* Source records

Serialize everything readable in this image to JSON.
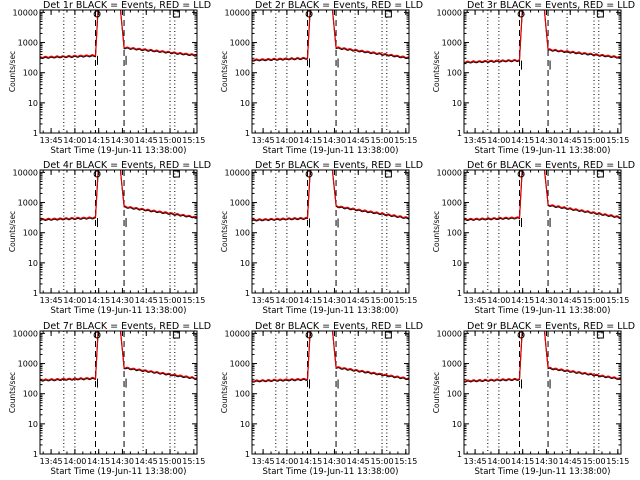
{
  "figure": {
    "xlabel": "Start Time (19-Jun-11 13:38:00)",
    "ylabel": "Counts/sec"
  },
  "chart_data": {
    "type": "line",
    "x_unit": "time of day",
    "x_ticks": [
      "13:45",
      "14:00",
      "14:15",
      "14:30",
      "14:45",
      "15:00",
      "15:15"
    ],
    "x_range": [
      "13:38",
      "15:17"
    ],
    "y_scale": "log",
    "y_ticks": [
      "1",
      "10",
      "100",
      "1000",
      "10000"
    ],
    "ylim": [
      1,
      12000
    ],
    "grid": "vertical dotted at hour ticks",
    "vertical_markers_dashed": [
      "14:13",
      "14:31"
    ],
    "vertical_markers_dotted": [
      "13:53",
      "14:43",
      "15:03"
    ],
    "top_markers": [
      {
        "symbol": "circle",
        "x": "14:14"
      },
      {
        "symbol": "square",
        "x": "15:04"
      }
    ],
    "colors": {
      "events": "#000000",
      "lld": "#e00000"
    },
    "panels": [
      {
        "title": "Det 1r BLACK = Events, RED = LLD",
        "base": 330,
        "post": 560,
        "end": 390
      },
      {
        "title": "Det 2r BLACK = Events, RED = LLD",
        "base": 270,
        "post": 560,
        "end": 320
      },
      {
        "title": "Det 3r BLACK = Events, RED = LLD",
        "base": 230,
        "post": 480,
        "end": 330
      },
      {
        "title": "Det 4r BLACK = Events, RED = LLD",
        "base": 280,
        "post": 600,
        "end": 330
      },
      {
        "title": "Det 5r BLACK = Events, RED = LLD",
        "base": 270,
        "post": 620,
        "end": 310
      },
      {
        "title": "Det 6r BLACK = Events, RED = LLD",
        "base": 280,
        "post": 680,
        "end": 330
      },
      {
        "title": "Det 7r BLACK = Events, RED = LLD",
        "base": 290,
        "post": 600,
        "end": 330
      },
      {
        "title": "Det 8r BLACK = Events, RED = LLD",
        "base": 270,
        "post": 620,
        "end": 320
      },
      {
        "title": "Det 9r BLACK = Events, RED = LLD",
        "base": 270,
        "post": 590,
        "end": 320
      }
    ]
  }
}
==
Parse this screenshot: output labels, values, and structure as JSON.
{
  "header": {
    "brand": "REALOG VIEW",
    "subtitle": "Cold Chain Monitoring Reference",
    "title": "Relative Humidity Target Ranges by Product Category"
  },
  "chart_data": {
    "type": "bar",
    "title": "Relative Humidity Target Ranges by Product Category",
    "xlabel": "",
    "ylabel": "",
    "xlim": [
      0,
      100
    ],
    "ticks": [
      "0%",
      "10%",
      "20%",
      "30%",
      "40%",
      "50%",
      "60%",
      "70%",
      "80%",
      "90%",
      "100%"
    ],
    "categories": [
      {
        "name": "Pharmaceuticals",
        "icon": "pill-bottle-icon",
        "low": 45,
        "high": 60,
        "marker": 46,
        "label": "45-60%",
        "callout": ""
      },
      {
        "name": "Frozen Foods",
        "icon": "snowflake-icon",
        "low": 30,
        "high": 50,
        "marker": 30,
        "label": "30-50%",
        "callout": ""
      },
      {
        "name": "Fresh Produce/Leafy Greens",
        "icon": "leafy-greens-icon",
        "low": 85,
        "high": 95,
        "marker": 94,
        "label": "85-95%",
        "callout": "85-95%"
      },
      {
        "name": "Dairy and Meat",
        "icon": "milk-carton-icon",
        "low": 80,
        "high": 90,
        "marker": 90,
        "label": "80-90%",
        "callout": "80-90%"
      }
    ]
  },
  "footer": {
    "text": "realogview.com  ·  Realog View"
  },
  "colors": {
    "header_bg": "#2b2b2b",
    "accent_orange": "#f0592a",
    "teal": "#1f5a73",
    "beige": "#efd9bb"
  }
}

* Your objective
Select, from the listing, all lines that include the word "callout".

* Correct response
        "callout": ""
        "callout": ""
        "callout": "85-95%"
        "callout": "80-90%"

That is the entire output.